◆ **Task data**
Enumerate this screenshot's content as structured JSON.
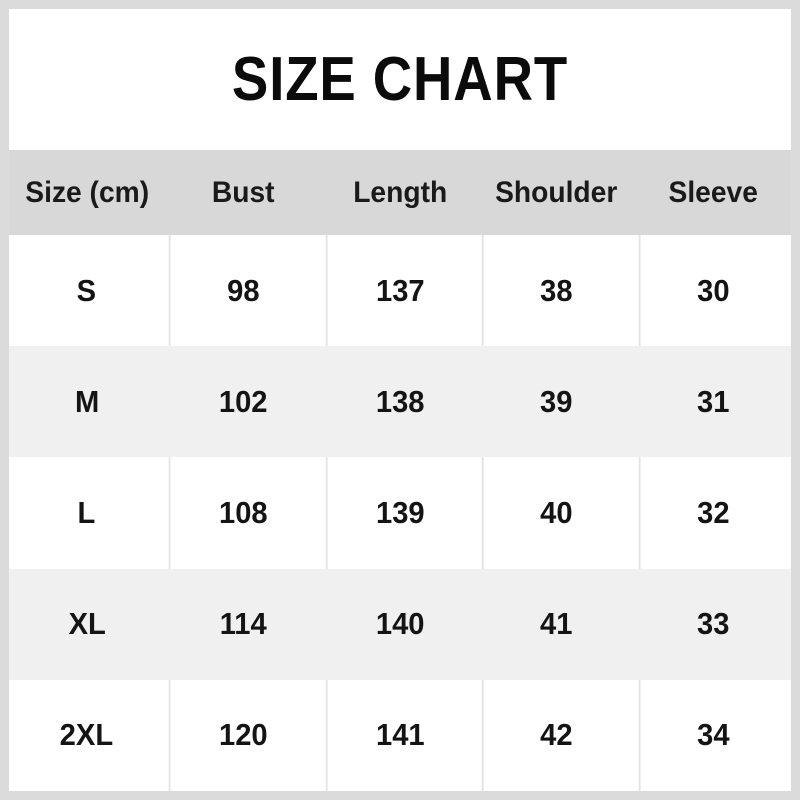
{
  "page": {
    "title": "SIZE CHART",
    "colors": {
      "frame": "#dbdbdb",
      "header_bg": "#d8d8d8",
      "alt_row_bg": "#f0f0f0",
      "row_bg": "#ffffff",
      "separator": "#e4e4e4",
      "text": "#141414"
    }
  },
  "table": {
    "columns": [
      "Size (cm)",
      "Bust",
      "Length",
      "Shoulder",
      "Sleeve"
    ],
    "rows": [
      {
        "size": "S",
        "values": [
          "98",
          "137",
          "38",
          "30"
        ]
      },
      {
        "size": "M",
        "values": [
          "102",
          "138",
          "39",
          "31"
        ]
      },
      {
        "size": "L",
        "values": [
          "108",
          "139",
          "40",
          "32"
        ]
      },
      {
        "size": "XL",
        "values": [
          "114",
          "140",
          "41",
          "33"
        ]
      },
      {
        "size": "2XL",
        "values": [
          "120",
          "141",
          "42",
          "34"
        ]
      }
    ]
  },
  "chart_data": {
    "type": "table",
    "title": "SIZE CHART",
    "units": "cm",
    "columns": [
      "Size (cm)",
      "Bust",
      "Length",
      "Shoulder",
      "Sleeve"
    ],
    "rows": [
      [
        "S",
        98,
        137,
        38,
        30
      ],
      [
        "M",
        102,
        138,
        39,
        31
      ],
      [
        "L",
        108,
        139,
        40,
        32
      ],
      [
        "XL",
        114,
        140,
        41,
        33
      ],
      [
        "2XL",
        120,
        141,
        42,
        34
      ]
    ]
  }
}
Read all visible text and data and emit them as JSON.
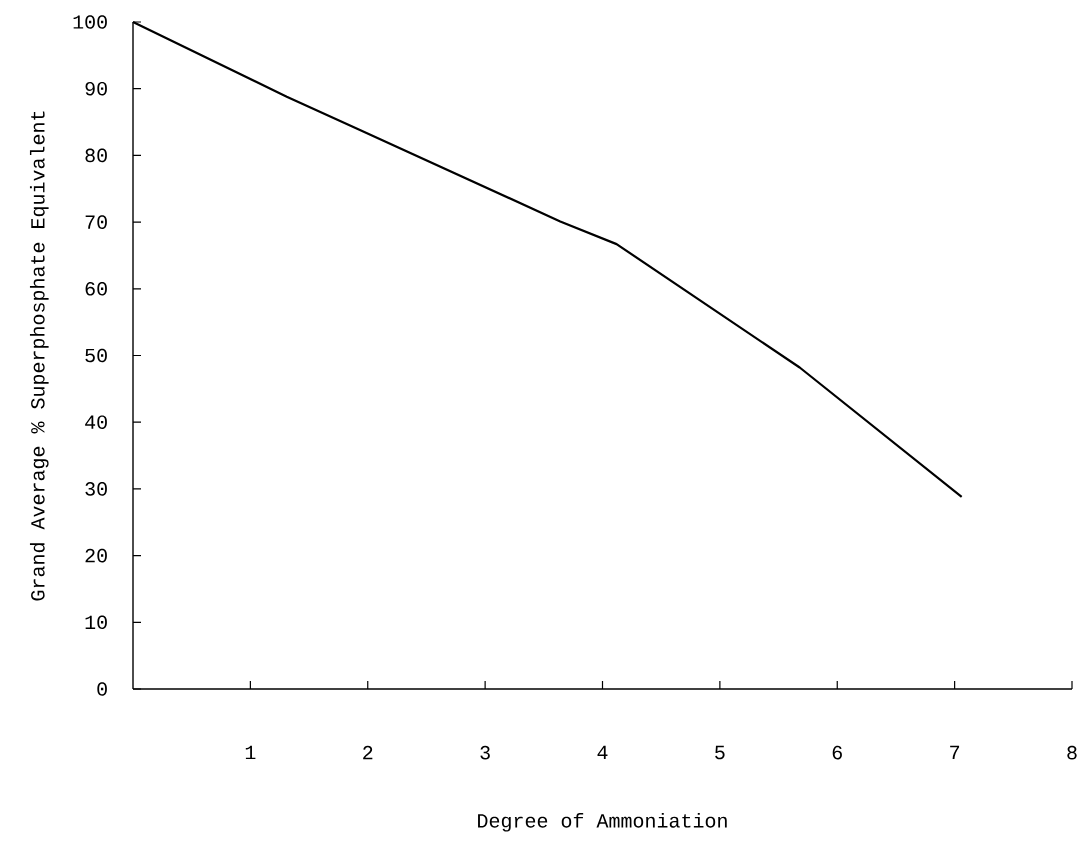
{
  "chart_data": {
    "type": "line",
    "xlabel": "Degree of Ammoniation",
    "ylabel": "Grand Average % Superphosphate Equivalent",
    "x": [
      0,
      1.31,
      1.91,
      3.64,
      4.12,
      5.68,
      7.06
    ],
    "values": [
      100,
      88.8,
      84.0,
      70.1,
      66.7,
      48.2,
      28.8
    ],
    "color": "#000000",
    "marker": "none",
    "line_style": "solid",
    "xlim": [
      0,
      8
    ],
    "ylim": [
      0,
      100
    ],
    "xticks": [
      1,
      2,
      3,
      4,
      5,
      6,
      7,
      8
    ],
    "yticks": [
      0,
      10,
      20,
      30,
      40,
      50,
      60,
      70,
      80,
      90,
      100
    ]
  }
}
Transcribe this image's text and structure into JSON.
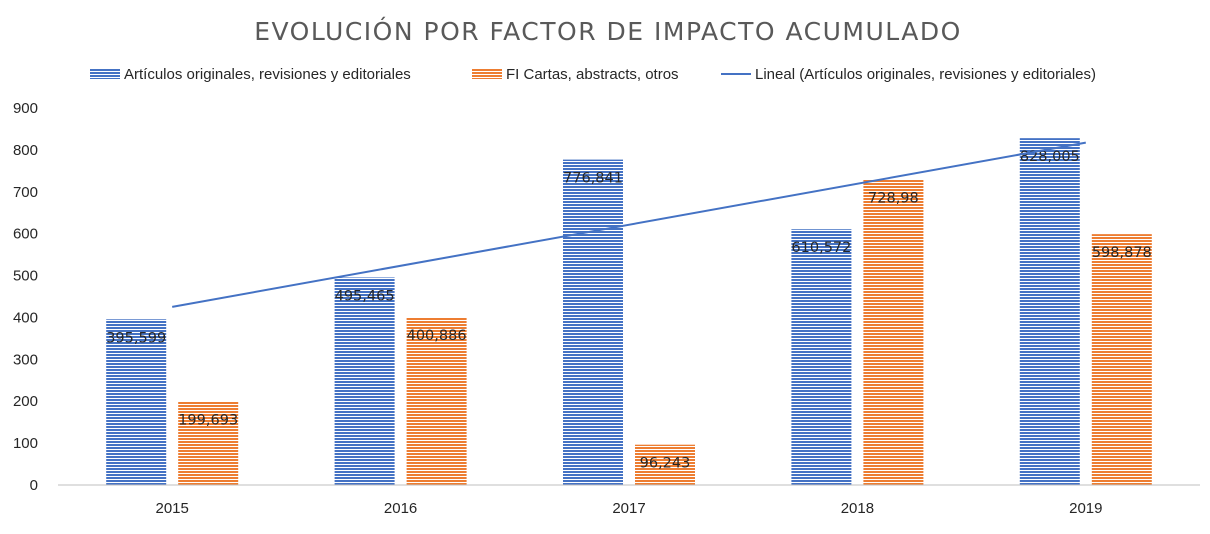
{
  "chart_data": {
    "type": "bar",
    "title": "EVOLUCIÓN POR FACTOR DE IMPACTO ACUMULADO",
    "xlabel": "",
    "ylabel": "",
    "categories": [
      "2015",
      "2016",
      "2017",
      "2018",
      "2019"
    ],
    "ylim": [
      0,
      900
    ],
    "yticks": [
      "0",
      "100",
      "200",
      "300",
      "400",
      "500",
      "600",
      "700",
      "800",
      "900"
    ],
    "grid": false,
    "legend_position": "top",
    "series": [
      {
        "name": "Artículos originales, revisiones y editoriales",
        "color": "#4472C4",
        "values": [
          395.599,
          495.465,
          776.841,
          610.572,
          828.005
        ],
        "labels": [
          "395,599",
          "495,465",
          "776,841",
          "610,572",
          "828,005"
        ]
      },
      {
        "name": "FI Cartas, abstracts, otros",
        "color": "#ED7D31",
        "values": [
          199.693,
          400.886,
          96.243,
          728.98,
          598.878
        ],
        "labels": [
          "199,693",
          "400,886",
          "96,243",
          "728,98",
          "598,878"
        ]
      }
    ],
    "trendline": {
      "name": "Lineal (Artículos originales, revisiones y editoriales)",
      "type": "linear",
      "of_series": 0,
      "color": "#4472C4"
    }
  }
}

◆ **Given request**
Exactly as written, set down the lines from the line holding "Transcribe this image's" to the last line of the data, both ends included, pictures excluded.

◆ **Problem solution**
Transcribe this image's text and structure into JSON.
{
  "chart_data": {
    "type": "bar",
    "title": "EVOLUCIÓN POR FACTOR DE IMPACTO ACUMULADO",
    "xlabel": "",
    "ylabel": "",
    "categories": [
      "2015",
      "2016",
      "2017",
      "2018",
      "2019"
    ],
    "ylim": [
      0,
      900
    ],
    "yticks": [
      "0",
      "100",
      "200",
      "300",
      "400",
      "500",
      "600",
      "700",
      "800",
      "900"
    ],
    "grid": false,
    "legend_position": "top",
    "series": [
      {
        "name": "Artículos originales, revisiones y editoriales",
        "color": "#4472C4",
        "values": [
          395.599,
          495.465,
          776.841,
          610.572,
          828.005
        ],
        "labels": [
          "395,599",
          "495,465",
          "776,841",
          "610,572",
          "828,005"
        ]
      },
      {
        "name": "FI Cartas, abstracts, otros",
        "color": "#ED7D31",
        "values": [
          199.693,
          400.886,
          96.243,
          728.98,
          598.878
        ],
        "labels": [
          "199,693",
          "400,886",
          "96,243",
          "728,98",
          "598,878"
        ]
      }
    ],
    "trendline": {
      "name": "Lineal (Artículos originales, revisiones y editoriales)",
      "type": "linear",
      "of_series": 0,
      "color": "#4472C4"
    }
  }
}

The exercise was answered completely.